(What to work on)
A - Answer these questions using the blog post about Jack's training:
(i) Which two skills is Jack working on this week?
(ii) What item is used to gauge Jack's bite strength?
(iii) How long was the hold Jack reached while sharing the pencil?
B - Write the next part of the blog post about Jack's retrieve training, starting after its final sentence.

(Text shown)
Thursday, December 19, 2013

21 Months: Training - December 9th - 13th, 2013

Tired after a long day of training.
Monday - Friday

Jack is working on Retrieve and Tug skills this week.  Ronda has a possibility of having surgery in the future and with it needs Jack's ability to pick up anything, including delicate items, built up to a fine art.  This means I need to soften his mouth and reduce his silly behaviors when performing a retrieve.

Ronda has been doing her homework and his retrieves are less pounce and bounce and more controlled and focused.  I am using a pencil to gauge his bite strength on an item and have run into the problem of his flipping it back into his rear molars and crunching when I get to the stage where he holds it on his own.  This is a huge issue and needs to be addressed to improve his retrieve.

We started the week with my holding the pencil and his taking it and making the "first tooth contact" behind his canines.  We built up from there to a solid 5 second hold with both of us sharing the pencil together.  I then released it to let him hold it for a second and he flipped it into his molars and crunched.   No treat.  That shook him and we managed to get up to 2 seconds on his own before a crunch.

(Information provided)

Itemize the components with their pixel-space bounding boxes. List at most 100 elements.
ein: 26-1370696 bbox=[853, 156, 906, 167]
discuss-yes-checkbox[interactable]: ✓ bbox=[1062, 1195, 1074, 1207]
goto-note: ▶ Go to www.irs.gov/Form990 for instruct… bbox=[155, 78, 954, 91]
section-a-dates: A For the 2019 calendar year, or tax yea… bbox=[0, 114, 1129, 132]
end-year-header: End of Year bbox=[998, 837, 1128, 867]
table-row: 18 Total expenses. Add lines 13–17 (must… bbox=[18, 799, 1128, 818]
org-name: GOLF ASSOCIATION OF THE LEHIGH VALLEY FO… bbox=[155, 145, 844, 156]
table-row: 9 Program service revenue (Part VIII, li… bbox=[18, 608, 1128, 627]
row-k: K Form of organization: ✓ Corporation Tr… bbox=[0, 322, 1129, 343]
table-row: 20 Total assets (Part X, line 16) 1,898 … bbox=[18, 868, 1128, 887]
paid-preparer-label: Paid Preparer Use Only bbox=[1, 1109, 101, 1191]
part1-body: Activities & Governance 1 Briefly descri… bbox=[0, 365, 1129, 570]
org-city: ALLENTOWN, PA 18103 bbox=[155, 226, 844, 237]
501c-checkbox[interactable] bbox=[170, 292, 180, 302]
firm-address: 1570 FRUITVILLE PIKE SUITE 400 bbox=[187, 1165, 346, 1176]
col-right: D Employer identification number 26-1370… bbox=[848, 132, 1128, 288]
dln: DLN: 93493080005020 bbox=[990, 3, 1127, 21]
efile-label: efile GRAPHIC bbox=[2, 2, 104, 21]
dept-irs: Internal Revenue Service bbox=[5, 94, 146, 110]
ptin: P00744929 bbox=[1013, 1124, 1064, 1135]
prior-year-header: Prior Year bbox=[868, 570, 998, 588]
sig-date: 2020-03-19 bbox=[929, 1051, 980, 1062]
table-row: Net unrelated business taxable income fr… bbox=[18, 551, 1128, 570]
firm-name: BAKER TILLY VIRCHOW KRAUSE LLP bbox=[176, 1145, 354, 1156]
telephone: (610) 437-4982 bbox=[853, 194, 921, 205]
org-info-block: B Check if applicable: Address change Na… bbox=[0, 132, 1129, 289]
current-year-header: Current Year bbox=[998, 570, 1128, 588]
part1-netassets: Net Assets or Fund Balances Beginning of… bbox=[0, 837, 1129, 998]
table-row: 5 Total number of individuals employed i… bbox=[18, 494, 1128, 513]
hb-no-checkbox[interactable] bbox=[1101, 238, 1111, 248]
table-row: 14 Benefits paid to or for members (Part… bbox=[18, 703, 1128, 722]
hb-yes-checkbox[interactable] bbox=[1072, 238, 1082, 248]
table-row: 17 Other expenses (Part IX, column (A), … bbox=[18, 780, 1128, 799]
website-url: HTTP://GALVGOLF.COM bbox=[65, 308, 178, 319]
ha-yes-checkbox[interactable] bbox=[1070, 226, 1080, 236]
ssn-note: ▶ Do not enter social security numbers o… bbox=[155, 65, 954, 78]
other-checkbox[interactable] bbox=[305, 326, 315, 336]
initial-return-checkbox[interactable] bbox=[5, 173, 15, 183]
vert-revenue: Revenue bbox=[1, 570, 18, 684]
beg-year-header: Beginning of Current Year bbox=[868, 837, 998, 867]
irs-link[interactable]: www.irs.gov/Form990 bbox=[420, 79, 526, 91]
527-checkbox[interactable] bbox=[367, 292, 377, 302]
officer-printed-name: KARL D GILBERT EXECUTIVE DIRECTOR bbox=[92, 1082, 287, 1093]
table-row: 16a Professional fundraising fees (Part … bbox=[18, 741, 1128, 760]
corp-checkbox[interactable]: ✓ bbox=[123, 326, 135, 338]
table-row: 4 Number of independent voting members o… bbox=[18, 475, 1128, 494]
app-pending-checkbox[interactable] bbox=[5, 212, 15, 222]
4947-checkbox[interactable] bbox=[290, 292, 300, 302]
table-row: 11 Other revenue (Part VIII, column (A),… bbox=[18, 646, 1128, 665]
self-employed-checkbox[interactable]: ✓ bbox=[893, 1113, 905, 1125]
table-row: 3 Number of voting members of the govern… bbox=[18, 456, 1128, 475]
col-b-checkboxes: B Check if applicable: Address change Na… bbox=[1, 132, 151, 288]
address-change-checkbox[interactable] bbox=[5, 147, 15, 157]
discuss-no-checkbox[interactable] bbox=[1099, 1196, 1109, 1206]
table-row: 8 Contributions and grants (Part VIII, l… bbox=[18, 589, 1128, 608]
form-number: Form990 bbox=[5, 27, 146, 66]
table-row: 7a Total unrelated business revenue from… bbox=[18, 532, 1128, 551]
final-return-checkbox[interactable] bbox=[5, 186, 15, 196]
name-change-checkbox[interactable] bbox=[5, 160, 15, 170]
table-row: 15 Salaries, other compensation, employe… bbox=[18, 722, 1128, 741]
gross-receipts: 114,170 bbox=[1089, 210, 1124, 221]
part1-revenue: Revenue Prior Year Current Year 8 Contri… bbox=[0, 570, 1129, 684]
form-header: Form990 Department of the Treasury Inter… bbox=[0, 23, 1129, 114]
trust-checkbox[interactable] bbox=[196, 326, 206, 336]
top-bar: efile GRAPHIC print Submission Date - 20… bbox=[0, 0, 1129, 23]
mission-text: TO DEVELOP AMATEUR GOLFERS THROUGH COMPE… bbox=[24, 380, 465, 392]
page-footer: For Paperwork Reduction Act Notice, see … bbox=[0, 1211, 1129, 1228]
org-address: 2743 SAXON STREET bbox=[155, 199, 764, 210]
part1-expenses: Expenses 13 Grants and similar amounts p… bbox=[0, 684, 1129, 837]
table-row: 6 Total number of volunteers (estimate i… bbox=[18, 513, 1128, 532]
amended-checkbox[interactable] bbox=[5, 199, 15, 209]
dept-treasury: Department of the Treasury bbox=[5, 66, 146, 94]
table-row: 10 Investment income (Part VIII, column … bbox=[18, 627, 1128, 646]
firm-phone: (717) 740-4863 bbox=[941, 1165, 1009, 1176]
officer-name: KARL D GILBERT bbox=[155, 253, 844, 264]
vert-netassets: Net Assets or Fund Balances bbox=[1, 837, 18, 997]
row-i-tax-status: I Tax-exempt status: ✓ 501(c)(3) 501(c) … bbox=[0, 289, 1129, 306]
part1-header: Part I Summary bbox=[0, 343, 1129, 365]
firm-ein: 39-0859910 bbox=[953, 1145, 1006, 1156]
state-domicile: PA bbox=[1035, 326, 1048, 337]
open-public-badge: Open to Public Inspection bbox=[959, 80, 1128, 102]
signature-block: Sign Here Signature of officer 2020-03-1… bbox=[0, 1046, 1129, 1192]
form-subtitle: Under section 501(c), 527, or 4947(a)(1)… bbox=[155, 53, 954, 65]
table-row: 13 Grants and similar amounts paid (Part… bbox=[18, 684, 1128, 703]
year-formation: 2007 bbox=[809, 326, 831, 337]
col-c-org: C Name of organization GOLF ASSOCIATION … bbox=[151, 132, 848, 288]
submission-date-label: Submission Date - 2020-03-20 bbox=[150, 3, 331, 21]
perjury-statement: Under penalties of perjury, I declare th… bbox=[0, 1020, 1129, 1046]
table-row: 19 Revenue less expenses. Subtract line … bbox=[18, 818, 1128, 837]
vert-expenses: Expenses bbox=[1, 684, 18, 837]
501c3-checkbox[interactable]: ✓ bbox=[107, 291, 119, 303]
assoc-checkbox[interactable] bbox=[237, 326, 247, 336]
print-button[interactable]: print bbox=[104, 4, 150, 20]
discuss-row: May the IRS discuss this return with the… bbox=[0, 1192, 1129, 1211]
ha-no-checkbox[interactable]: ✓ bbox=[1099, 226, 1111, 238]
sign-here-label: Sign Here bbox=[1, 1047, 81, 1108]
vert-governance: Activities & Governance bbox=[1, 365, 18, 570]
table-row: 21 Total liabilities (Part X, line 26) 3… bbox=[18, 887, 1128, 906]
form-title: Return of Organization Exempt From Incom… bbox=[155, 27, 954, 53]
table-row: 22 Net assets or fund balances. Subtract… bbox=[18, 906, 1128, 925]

(Answers by item number)
A -
(i) Retrieve and Tug.
(ii) A pencil.
(iii) A solid 5 seconds.

B -
Coffee, please?
By Thursday he got up to 3 seconds before flipping it back and crunch and then he snapped the pencil.  Sigh.  I decided he'd need to stay at 2 seconds and I would only reward for not flipping the pencil back into his molar for a while.  This seemed to help and his bite strength on the new pencil decreased.

On Friday he broke the second pencil at 3 seconds again.  We ran out of pencils during that time and Ronda said she'd buy more pencils for me to work with so he could continue to learn to not bite down and damage them.  Once we have that I can work on his picking up a plastic egg without harming it and then build him up on more delicate items.  Softening his mouth will take time.

We also worked on learning to open the cabinet by the tug attached.  I shaped him to taking the tug into his mouth, lifting it and then pulling back until he opened the door.  That took 3 separate lessons.  I then went to work on the fridge door and he once again went back to flipping the tug into his molars and trying to chew through it.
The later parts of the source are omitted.